### Materials provided
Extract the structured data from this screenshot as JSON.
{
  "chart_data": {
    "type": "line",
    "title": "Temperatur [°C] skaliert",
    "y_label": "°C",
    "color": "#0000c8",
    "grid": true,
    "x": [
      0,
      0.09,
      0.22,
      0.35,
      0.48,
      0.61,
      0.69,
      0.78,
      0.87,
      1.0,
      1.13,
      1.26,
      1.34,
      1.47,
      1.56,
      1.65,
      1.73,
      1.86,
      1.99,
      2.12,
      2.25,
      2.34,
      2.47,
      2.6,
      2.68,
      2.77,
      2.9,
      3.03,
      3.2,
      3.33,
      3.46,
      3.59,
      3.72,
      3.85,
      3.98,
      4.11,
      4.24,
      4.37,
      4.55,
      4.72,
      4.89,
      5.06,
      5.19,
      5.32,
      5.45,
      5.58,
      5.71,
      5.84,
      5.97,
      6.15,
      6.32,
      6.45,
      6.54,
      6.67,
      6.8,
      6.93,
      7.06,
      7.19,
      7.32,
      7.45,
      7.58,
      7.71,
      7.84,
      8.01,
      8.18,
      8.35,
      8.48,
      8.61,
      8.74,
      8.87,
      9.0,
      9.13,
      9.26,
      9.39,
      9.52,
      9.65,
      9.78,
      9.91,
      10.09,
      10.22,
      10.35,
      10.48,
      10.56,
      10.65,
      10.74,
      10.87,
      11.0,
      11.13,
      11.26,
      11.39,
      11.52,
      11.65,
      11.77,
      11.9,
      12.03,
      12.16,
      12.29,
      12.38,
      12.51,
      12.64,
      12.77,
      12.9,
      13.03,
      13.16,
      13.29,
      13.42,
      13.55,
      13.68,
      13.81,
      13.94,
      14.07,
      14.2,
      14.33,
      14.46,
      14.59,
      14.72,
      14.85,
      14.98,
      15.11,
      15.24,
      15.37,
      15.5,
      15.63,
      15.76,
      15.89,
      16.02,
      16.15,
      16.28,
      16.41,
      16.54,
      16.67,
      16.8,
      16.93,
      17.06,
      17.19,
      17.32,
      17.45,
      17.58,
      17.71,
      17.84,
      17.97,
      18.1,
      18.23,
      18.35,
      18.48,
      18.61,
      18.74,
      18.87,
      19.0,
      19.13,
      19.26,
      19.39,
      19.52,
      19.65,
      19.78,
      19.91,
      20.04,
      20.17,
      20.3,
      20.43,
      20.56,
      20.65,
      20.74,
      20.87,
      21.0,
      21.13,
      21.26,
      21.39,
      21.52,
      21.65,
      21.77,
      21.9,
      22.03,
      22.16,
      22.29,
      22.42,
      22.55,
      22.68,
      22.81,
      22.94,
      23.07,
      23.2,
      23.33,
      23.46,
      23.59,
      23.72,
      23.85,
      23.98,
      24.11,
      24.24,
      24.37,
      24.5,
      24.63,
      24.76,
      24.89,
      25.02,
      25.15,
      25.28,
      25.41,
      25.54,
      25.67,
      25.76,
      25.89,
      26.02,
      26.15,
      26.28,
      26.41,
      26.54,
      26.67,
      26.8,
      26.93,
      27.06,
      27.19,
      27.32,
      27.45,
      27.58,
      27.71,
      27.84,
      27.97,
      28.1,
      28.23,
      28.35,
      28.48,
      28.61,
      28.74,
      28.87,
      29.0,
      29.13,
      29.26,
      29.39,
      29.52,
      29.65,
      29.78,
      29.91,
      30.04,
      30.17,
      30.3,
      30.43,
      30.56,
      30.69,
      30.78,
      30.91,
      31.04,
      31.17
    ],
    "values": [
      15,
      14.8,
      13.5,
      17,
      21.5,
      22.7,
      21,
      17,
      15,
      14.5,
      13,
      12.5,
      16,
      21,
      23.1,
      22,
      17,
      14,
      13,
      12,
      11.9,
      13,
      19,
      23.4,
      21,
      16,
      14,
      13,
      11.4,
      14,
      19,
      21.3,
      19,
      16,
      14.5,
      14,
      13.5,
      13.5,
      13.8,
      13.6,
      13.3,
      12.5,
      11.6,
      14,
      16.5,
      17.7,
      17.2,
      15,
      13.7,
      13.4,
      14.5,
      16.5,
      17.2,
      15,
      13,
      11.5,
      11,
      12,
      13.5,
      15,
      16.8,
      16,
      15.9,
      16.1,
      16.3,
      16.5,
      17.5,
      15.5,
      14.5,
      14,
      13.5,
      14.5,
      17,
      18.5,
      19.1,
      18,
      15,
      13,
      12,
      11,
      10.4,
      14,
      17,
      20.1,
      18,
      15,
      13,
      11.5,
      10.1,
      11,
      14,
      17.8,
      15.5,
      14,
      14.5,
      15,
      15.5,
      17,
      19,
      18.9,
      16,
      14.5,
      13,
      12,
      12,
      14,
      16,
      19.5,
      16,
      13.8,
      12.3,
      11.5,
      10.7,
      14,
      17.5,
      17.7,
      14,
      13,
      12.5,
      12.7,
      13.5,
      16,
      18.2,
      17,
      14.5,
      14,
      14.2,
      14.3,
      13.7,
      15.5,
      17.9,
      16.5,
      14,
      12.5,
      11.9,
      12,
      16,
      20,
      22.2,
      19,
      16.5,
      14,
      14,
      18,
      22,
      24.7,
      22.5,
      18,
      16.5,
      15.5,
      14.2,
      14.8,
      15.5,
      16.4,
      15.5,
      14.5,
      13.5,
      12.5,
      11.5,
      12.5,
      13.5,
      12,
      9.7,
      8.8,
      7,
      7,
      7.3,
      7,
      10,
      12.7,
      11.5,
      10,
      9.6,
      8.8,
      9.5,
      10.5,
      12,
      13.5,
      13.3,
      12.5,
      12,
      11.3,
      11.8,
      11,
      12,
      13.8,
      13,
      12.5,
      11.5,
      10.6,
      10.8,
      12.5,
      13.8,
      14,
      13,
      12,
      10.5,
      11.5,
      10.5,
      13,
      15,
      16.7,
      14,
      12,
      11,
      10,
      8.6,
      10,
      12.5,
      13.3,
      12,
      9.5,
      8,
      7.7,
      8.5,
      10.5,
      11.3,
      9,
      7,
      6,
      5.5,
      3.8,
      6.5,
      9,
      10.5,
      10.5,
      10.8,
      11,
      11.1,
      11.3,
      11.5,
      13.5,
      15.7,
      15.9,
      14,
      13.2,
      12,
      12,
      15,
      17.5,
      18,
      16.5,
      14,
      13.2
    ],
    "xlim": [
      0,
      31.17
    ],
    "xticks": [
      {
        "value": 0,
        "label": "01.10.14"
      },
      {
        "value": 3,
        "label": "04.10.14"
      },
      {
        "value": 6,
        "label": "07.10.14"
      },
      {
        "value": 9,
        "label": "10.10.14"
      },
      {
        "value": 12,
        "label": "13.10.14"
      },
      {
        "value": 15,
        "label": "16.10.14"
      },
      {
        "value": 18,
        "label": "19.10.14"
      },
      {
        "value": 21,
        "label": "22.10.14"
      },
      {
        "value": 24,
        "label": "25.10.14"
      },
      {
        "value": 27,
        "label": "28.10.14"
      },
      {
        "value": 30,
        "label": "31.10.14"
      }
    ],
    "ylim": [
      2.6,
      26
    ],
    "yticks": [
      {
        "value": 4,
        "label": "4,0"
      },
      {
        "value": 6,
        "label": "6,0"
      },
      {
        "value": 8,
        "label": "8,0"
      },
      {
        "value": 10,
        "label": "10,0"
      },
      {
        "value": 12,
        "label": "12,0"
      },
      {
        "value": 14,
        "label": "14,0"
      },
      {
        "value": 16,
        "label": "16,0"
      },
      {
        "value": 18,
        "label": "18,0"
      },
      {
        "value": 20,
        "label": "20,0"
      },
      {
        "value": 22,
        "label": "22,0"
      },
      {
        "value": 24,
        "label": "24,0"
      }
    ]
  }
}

### What to produce
Write the data out again in full and exactly.

### Output
Extract the structured data from this screenshot as JSON.
{
  "chart_data": {
    "type": "line",
    "title": "Temperatur [°C] skaliert",
    "y_label": "°C",
    "color": "#0000c8",
    "grid": true,
    "x": [
      0,
      0.09,
      0.22,
      0.35,
      0.48,
      0.61,
      0.69,
      0.78,
      0.87,
      1.0,
      1.13,
      1.26,
      1.34,
      1.47,
      1.56,
      1.65,
      1.73,
      1.86,
      1.99,
      2.12,
      2.25,
      2.34,
      2.47,
      2.6,
      2.68,
      2.77,
      2.9,
      3.03,
      3.2,
      3.33,
      3.46,
      3.59,
      3.72,
      3.85,
      3.98,
      4.11,
      4.24,
      4.37,
      4.55,
      4.72,
      4.89,
      5.06,
      5.19,
      5.32,
      5.45,
      5.58,
      5.71,
      5.84,
      5.97,
      6.15,
      6.32,
      6.45,
      6.54,
      6.67,
      6.8,
      6.93,
      7.06,
      7.19,
      7.32,
      7.45,
      7.58,
      7.71,
      7.84,
      8.01,
      8.18,
      8.35,
      8.48,
      8.61,
      8.74,
      8.87,
      9.0,
      9.13,
      9.26,
      9.39,
      9.52,
      9.65,
      9.78,
      9.91,
      10.09,
      10.22,
      10.35,
      10.48,
      10.56,
      10.65,
      10.74,
      10.87,
      11.0,
      11.13,
      11.26,
      11.39,
      11.52,
      11.65,
      11.77,
      11.9,
      12.03,
      12.16,
      12.29,
      12.38,
      12.51,
      12.64,
      12.77,
      12.9,
      13.03,
      13.16,
      13.29,
      13.42,
      13.55,
      13.68,
      13.81,
      13.94,
      14.07,
      14.2,
      14.33,
      14.46,
      14.59,
      14.72,
      14.85,
      14.98,
      15.11,
      15.24,
      15.37,
      15.5,
      15.63,
      15.76,
      15.89,
      16.02,
      16.15,
      16.28,
      16.41,
      16.54,
      16.67,
      16.8,
      16.93,
      17.06,
      17.19,
      17.32,
      17.45,
      17.58,
      17.71,
      17.84,
      17.97,
      18.1,
      18.23,
      18.35,
      18.48,
      18.61,
      18.74,
      18.87,
      19.0,
      19.13,
      19.26,
      19.39,
      19.52,
      19.65,
      19.78,
      19.91,
      20.04,
      20.17,
      20.3,
      20.43,
      20.56,
      20.65,
      20.74,
      20.87,
      21.0,
      21.13,
      21.26,
      21.39,
      21.52,
      21.65,
      21.77,
      21.9,
      22.03,
      22.16,
      22.29,
      22.42,
      22.55,
      22.68,
      22.81,
      22.94,
      23.07,
      23.2,
      23.33,
      23.46,
      23.59,
      23.72,
      23.85,
      23.98,
      24.11,
      24.24,
      24.37,
      24.5,
      24.63,
      24.76,
      24.89,
      25.02,
      25.15,
      25.28,
      25.41,
      25.54,
      25.67,
      25.76,
      25.89,
      26.02,
      26.15,
      26.28,
      26.41,
      26.54,
      26.67,
      26.8,
      26.93,
      27.06,
      27.19,
      27.32,
      27.45,
      27.58,
      27.71,
      27.84,
      27.97,
      28.1,
      28.23,
      28.35,
      28.48,
      28.61,
      28.74,
      28.87,
      29.0,
      29.13,
      29.26,
      29.39,
      29.52,
      29.65,
      29.78,
      29.91,
      30.04,
      30.17,
      30.3,
      30.43,
      30.56,
      30.69,
      30.78,
      30.91,
      31.04,
      31.17
    ],
    "values": [
      15,
      14.8,
      13.5,
      17,
      21.5,
      22.7,
      21,
      17,
      15,
      14.5,
      13,
      12.5,
      16,
      21,
      23.1,
      22,
      17,
      14,
      13,
      12,
      11.9,
      13,
      19,
      23.4,
      21,
      16,
      14,
      13,
      11.4,
      14,
      19,
      21.3,
      19,
      16,
      14.5,
      14,
      13.5,
      13.5,
      13.8,
      13.6,
      13.3,
      12.5,
      11.6,
      14,
      16.5,
      17.7,
      17.2,
      15,
      13.7,
      13.4,
      14.5,
      16.5,
      17.2,
      15,
      13,
      11.5,
      11,
      12,
      13.5,
      15,
      16.8,
      16,
      15.9,
      16.1,
      16.3,
      16.5,
      17.5,
      15.5,
      14.5,
      14,
      13.5,
      14.5,
      17,
      18.5,
      19.1,
      18,
      15,
      13,
      12,
      11,
      10.4,
      14,
      17,
      20.1,
      18,
      15,
      13,
      11.5,
      10.1,
      11,
      14,
      17.8,
      15.5,
      14,
      14.5,
      15,
      15.5,
      17,
      19,
      18.9,
      16,
      14.5,
      13,
      12,
      12,
      14,
      16,
      19.5,
      16,
      13.8,
      12.3,
      11.5,
      10.7,
      14,
      17.5,
      17.7,
      14,
      13,
      12.5,
      12.7,
      13.5,
      16,
      18.2,
      17,
      14.5,
      14,
      14.2,
      14.3,
      13.7,
      15.5,
      17.9,
      16.5,
      14,
      12.5,
      11.9,
      12,
      16,
      20,
      22.2,
      19,
      16.5,
      14,
      14,
      18,
      22,
      24.7,
      22.5,
      18,
      16.5,
      15.5,
      14.2,
      14.8,
      15.5,
      16.4,
      15.5,
      14.5,
      13.5,
      12.5,
      11.5,
      12.5,
      13.5,
      12,
      9.7,
      8.8,
      7,
      7,
      7.3,
      7,
      10,
      12.7,
      11.5,
      10,
      9.6,
      8.8,
      9.5,
      10.5,
      12,
      13.5,
      13.3,
      12.5,
      12,
      11.3,
      11.8,
      11,
      12,
      13.8,
      13,
      12.5,
      11.5,
      10.6,
      10.8,
      12.5,
      13.8,
      14,
      13,
      12,
      10.5,
      11.5,
      10.5,
      13,
      15,
      16.7,
      14,
      12,
      11,
      10,
      8.6,
      10,
      12.5,
      13.3,
      12,
      9.5,
      8,
      7.7,
      8.5,
      10.5,
      11.3,
      9,
      7,
      6,
      5.5,
      3.8,
      6.5,
      9,
      10.5,
      10.5,
      10.8,
      11,
      11.1,
      11.3,
      11.5,
      13.5,
      15.7,
      15.9,
      14,
      13.2,
      12,
      12,
      15,
      17.5,
      18,
      16.5,
      14,
      13.2
    ],
    "xlim": [
      0,
      31.17
    ],
    "xticks": [
      {
        "value": 0,
        "label": "01.10.14"
      },
      {
        "value": 3,
        "label": "04.10.14"
      },
      {
        "value": 6,
        "label": "07.10.14"
      },
      {
        "value": 9,
        "label": "10.10.14"
      },
      {
        "value": 12,
        "label": "13.10.14"
      },
      {
        "value": 15,
        "label": "16.10.14"
      },
      {
        "value": 18,
        "label": "19.10.14"
      },
      {
        "value": 21,
        "label": "22.10.14"
      },
      {
        "value": 24,
        "label": "25.10.14"
      },
      {
        "value": 27,
        "label": "28.10.14"
      },
      {
        "value": 30,
        "label": "31.10.14"
      }
    ],
    "ylim": [
      2.6,
      26
    ],
    "yticks": [
      {
        "value": 4,
        "label": "4,0"
      },
      {
        "value": 6,
        "label": "6,0"
      },
      {
        "value": 8,
        "label": "8,0"
      },
      {
        "value": 10,
        "label": "10,0"
      },
      {
        "value": 12,
        "label": "12,0"
      },
      {
        "value": 14,
        "label": "14,0"
      },
      {
        "value": 16,
        "label": "16,0"
      },
      {
        "value": 18,
        "label": "18,0"
      },
      {
        "value": 20,
        "label": "20,0"
      },
      {
        "value": 22,
        "label": "22,0"
      },
      {
        "value": 24,
        "label": "24,0"
      }
    ]
  }
}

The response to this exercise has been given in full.